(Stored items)
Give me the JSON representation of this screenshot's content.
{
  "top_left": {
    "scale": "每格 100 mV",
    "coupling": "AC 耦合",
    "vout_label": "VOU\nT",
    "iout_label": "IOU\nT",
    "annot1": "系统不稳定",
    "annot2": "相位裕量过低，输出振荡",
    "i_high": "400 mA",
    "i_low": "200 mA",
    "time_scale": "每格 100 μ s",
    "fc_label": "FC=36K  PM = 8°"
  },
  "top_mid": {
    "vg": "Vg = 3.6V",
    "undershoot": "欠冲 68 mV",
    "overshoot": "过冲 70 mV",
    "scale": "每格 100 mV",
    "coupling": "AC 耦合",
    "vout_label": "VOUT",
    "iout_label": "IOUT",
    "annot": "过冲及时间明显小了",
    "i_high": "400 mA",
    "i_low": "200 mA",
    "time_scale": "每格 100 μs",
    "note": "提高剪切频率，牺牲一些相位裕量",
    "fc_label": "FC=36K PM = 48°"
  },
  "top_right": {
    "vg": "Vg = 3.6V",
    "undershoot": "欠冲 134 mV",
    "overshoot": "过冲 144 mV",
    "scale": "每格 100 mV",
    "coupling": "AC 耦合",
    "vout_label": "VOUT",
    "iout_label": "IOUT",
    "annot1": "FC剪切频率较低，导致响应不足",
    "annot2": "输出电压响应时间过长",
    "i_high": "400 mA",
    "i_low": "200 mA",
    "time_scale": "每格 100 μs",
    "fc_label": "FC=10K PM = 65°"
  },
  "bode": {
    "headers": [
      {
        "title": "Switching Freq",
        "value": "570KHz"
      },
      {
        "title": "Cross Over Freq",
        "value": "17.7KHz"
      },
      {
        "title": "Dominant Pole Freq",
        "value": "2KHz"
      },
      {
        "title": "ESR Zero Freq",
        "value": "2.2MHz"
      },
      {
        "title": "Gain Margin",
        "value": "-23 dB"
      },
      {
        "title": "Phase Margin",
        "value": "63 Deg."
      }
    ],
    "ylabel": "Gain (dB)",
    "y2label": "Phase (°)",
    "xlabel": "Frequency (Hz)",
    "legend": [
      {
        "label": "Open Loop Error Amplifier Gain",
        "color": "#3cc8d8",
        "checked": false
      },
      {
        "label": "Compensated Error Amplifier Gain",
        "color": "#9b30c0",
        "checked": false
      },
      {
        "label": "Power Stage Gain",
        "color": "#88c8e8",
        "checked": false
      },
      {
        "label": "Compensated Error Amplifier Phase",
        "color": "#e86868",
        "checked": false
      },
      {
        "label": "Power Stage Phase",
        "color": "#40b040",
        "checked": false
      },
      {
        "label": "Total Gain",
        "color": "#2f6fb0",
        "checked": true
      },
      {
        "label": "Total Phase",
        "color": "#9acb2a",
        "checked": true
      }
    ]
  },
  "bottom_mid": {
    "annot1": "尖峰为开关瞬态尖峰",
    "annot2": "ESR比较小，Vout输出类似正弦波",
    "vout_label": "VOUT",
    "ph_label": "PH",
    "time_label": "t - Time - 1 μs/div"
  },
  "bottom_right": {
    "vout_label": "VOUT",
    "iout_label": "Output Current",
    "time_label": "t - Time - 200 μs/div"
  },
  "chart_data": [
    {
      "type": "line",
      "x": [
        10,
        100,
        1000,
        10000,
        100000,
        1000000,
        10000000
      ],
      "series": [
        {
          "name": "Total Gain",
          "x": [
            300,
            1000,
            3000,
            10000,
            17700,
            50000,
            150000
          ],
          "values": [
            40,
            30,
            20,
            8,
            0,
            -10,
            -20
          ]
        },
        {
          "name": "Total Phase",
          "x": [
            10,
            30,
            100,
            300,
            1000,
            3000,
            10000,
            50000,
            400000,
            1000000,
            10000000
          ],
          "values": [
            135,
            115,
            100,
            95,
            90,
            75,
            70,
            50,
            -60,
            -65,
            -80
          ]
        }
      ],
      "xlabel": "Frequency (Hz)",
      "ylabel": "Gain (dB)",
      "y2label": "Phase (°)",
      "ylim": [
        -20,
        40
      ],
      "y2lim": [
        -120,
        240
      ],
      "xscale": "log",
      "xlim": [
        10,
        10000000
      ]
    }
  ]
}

- _Task objective_: All of the lines above must be returned exactly.

- _Written answer_:
Give me the JSON representation of this screenshot's content.
{
  "top_left": {
    "scale": "每格 100 mV",
    "coupling": "AC 耦合",
    "vout_label": "VOU\nT",
    "iout_label": "IOU\nT",
    "annot1": "系统不稳定",
    "annot2": "相位裕量过低，输出振荡",
    "i_high": "400 mA",
    "i_low": "200 mA",
    "time_scale": "每格 100 μ s",
    "fc_label": "FC=36K  PM = 8°"
  },
  "top_mid": {
    "vg": "Vg = 3.6V",
    "undershoot": "欠冲 68 mV",
    "overshoot": "过冲 70 mV",
    "scale": "每格 100 mV",
    "coupling": "AC 耦合",
    "vout_label": "VOUT",
    "iout_label": "IOUT",
    "annot": "过冲及时间明显小了",
    "i_high": "400 mA",
    "i_low": "200 mA",
    "time_scale": "每格 100 μs",
    "note": "提高剪切频率，牺牲一些相位裕量",
    "fc_label": "FC=36K PM = 48°"
  },
  "top_right": {
    "vg": "Vg = 3.6V",
    "undershoot": "欠冲 134 mV",
    "overshoot": "过冲 144 mV",
    "scale": "每格 100 mV",
    "coupling": "AC 耦合",
    "vout_label": "VOUT",
    "iout_label": "IOUT",
    "annot1": "FC剪切频率较低，导致响应不足",
    "annot2": "输出电压响应时间过长",
    "i_high": "400 mA",
    "i_low": "200 mA",
    "time_scale": "每格 100 μs",
    "fc_label": "FC=10K PM = 65°"
  },
  "bode": {
    "headers": [
      {
        "title": "Switching Freq",
        "value": "570KHz"
      },
      {
        "title": "Cross Over Freq",
        "value": "17.7KHz"
      },
      {
        "title": "Dominant Pole Freq",
        "value": "2KHz"
      },
      {
        "title": "ESR Zero Freq",
        "value": "2.2MHz"
      },
      {
        "title": "Gain Margin",
        "value": "-23 dB"
      },
      {
        "title": "Phase Margin",
        "value": "63 Deg."
      }
    ],
    "ylabel": "Gain (dB)",
    "y2label": "Phase (°)",
    "xlabel": "Frequency (Hz)",
    "legend": [
      {
        "label": "Open Loop Error Amplifier Gain",
        "color": "#3cc8d8",
        "checked": false
      },
      {
        "label": "Compensated Error Amplifier Gain",
        "color": "#9b30c0",
        "checked": false
      },
      {
        "label": "Power Stage Gain",
        "color": "#88c8e8",
        "checked": false
      },
      {
        "label": "Compensated Error Amplifier Phase",
        "color": "#e86868",
        "checked": false
      },
      {
        "label": "Power Stage Phase",
        "color": "#40b040",
        "checked": false
      },
      {
        "label": "Total Gain",
        "color": "#2f6fb0",
        "checked": true
      },
      {
        "label": "Total Phase",
        "color": "#9acb2a",
        "checked": true
      }
    ]
  },
  "bottom_mid": {
    "annot1": "尖峰为开关瞬态尖峰",
    "annot2": "ESR比较小，Vout输出类似正弦波",
    "vout_label": "VOUT",
    "ph_label": "PH",
    "time_label": "t - Time - 1 μs/div"
  },
  "bottom_right": {
    "vout_label": "VOUT",
    "iout_label": "Output Current",
    "time_label": "t - Time - 200 μs/div"
  },
  "chart_data": [
    {
      "type": "line",
      "x": [
        10,
        100,
        1000,
        10000,
        100000,
        1000000,
        10000000
      ],
      "series": [
        {
          "name": "Total Gain",
          "x": [
            300,
            1000,
            3000,
            10000,
            17700,
            50000,
            150000
          ],
          "values": [
            40,
            30,
            20,
            8,
            0,
            -10,
            -20
          ]
        },
        {
          "name": "Total Phase",
          "x": [
            10,
            30,
            100,
            300,
            1000,
            3000,
            10000,
            50000,
            400000,
            1000000,
            10000000
          ],
          "values": [
            135,
            115,
            100,
            95,
            90,
            75,
            70,
            50,
            -60,
            -65,
            -80
          ]
        }
      ],
      "xlabel": "Frequency (Hz)",
      "ylabel": "Gain (dB)",
      "y2label": "Phase (°)",
      "ylim": [
        -20,
        40
      ],
      "y2lim": [
        -120,
        240
      ],
      "xscale": "log",
      "xlim": [
        10,
        10000000
      ]
    }
  ]
}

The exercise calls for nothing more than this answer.